### Given request
Transcribe all of the records word for word, but omit the pictures.
─── Exercise input ───
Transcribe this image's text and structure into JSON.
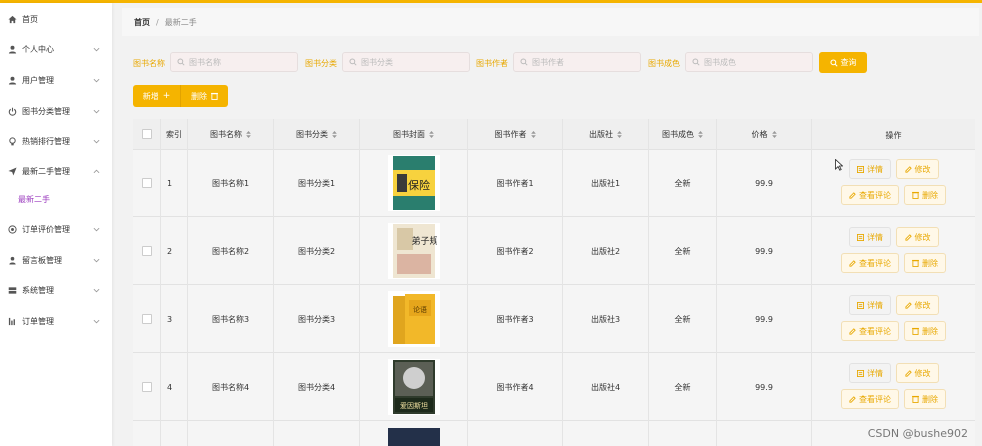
{
  "sidebar": {
    "items": [
      {
        "label": "首页",
        "icon": "home-icon",
        "has_chevron": false
      },
      {
        "label": "个人中心",
        "icon": "user-icon",
        "has_chevron": true
      },
      {
        "label": "用户管理",
        "icon": "users-icon",
        "has_chevron": true
      },
      {
        "label": "图书分类管理",
        "icon": "power-icon",
        "has_chevron": true
      },
      {
        "label": "热销排行管理",
        "icon": "bulb-icon",
        "has_chevron": true
      },
      {
        "label": "最新二手管理",
        "icon": "send-icon",
        "has_chevron": true,
        "expanded": true
      },
      {
        "label": "订单评价管理",
        "icon": "target-icon",
        "has_chevron": true
      },
      {
        "label": "留言板管理",
        "icon": "person-pin-icon",
        "has_chevron": true
      },
      {
        "label": "系统管理",
        "icon": "server-icon",
        "has_chevron": true
      },
      {
        "label": "订单管理",
        "icon": "chart-icon",
        "has_chevron": true
      }
    ],
    "sub_item": "最新二手",
    "sub_item_color": "#9b3bbf"
  },
  "breadcrumb": {
    "home": "首页",
    "separator": "/",
    "current": "最新二手"
  },
  "search": {
    "fields": [
      {
        "label": "图书名称",
        "placeholder": "图书名称"
      },
      {
        "label": "图书分类",
        "placeholder": "图书分类"
      },
      {
        "label": "图书作者",
        "placeholder": "图书作者"
      },
      {
        "label": "图书成色",
        "placeholder": "图书成色"
      }
    ],
    "query_label": "查询",
    "label_color": "#e8a800"
  },
  "actions": {
    "add_label": "新增",
    "delete_label": "删除"
  },
  "colors": {
    "accent": "#f5b400",
    "action_text": "#e8a800"
  },
  "table": {
    "columns": [
      "索引",
      "图书名称",
      "图书分类",
      "图书封面",
      "图书作者",
      "出版社",
      "图书成色",
      "价格",
      "操作"
    ],
    "rows": [
      {
        "index": "1",
        "name": "图书名称1",
        "category": "图书分类1",
        "author": "图书作者1",
        "publisher": "出版社1",
        "condition": "全新",
        "price": "99.9",
        "cover_title": "保险"
      },
      {
        "index": "2",
        "name": "图书名称2",
        "category": "图书分类2",
        "author": "图书作者2",
        "publisher": "出版社2",
        "condition": "全新",
        "price": "99.9",
        "cover_title": "弟子规"
      },
      {
        "index": "3",
        "name": "图书名称3",
        "category": "图书分类3",
        "author": "图书作者3",
        "publisher": "出版社3",
        "condition": "全新",
        "price": "99.9",
        "cover_title": "论语"
      },
      {
        "index": "4",
        "name": "图书名称4",
        "category": "图书分类4",
        "author": "图书作者4",
        "publisher": "出版社4",
        "condition": "全新",
        "price": "99.9",
        "cover_title": "爱因斯坦"
      }
    ],
    "row_actions": {
      "detail": "详情",
      "edit": "修改",
      "review": "查看评论",
      "delete": "删除"
    }
  },
  "watermark": "CSDN @bushe902"
}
───
### Answer to this exercise
Transcribe this image's text and structure into JSON.
{
  "sidebar": {
    "items": [
      {
        "label": "首页",
        "icon": "home-icon",
        "has_chevron": false
      },
      {
        "label": "个人中心",
        "icon": "user-icon",
        "has_chevron": true
      },
      {
        "label": "用户管理",
        "icon": "users-icon",
        "has_chevron": true
      },
      {
        "label": "图书分类管理",
        "icon": "power-icon",
        "has_chevron": true
      },
      {
        "label": "热销排行管理",
        "icon": "bulb-icon",
        "has_chevron": true
      },
      {
        "label": "最新二手管理",
        "icon": "send-icon",
        "has_chevron": true,
        "expanded": true
      },
      {
        "label": "订单评价管理",
        "icon": "target-icon",
        "has_chevron": true
      },
      {
        "label": "留言板管理",
        "icon": "person-pin-icon",
        "has_chevron": true
      },
      {
        "label": "系统管理",
        "icon": "server-icon",
        "has_chevron": true
      },
      {
        "label": "订单管理",
        "icon": "chart-icon",
        "has_chevron": true
      }
    ],
    "sub_item": "最新二手",
    "sub_item_color": "#9b3bbf"
  },
  "breadcrumb": {
    "home": "首页",
    "separator": "/",
    "current": "最新二手"
  },
  "search": {
    "fields": [
      {
        "label": "图书名称",
        "placeholder": "图书名称"
      },
      {
        "label": "图书分类",
        "placeholder": "图书分类"
      },
      {
        "label": "图书作者",
        "placeholder": "图书作者"
      },
      {
        "label": "图书成色",
        "placeholder": "图书成色"
      }
    ],
    "query_label": "查询",
    "label_color": "#e8a800"
  },
  "actions": {
    "add_label": "新增",
    "delete_label": "删除"
  },
  "colors": {
    "accent": "#f5b400",
    "action_text": "#e8a800"
  },
  "table": {
    "columns": [
      "索引",
      "图书名称",
      "图书分类",
      "图书封面",
      "图书作者",
      "出版社",
      "图书成色",
      "价格",
      "操作"
    ],
    "rows": [
      {
        "index": "1",
        "name": "图书名称1",
        "category": "图书分类1",
        "author": "图书作者1",
        "publisher": "出版社1",
        "condition": "全新",
        "price": "99.9",
        "cover_title": "保险"
      },
      {
        "index": "2",
        "name": "图书名称2",
        "category": "图书分类2",
        "author": "图书作者2",
        "publisher": "出版社2",
        "condition": "全新",
        "price": "99.9",
        "cover_title": "弟子规"
      },
      {
        "index": "3",
        "name": "图书名称3",
        "category": "图书分类3",
        "author": "图书作者3",
        "publisher": "出版社3",
        "condition": "全新",
        "price": "99.9",
        "cover_title": "论语"
      },
      {
        "index": "4",
        "name": "图书名称4",
        "category": "图书分类4",
        "author": "图书作者4",
        "publisher": "出版社4",
        "condition": "全新",
        "price": "99.9",
        "cover_title": "爱因斯坦"
      }
    ],
    "row_actions": {
      "detail": "详情",
      "edit": "修改",
      "review": "查看评论",
      "delete": "删除"
    }
  },
  "watermark": "CSDN @bushe902"
}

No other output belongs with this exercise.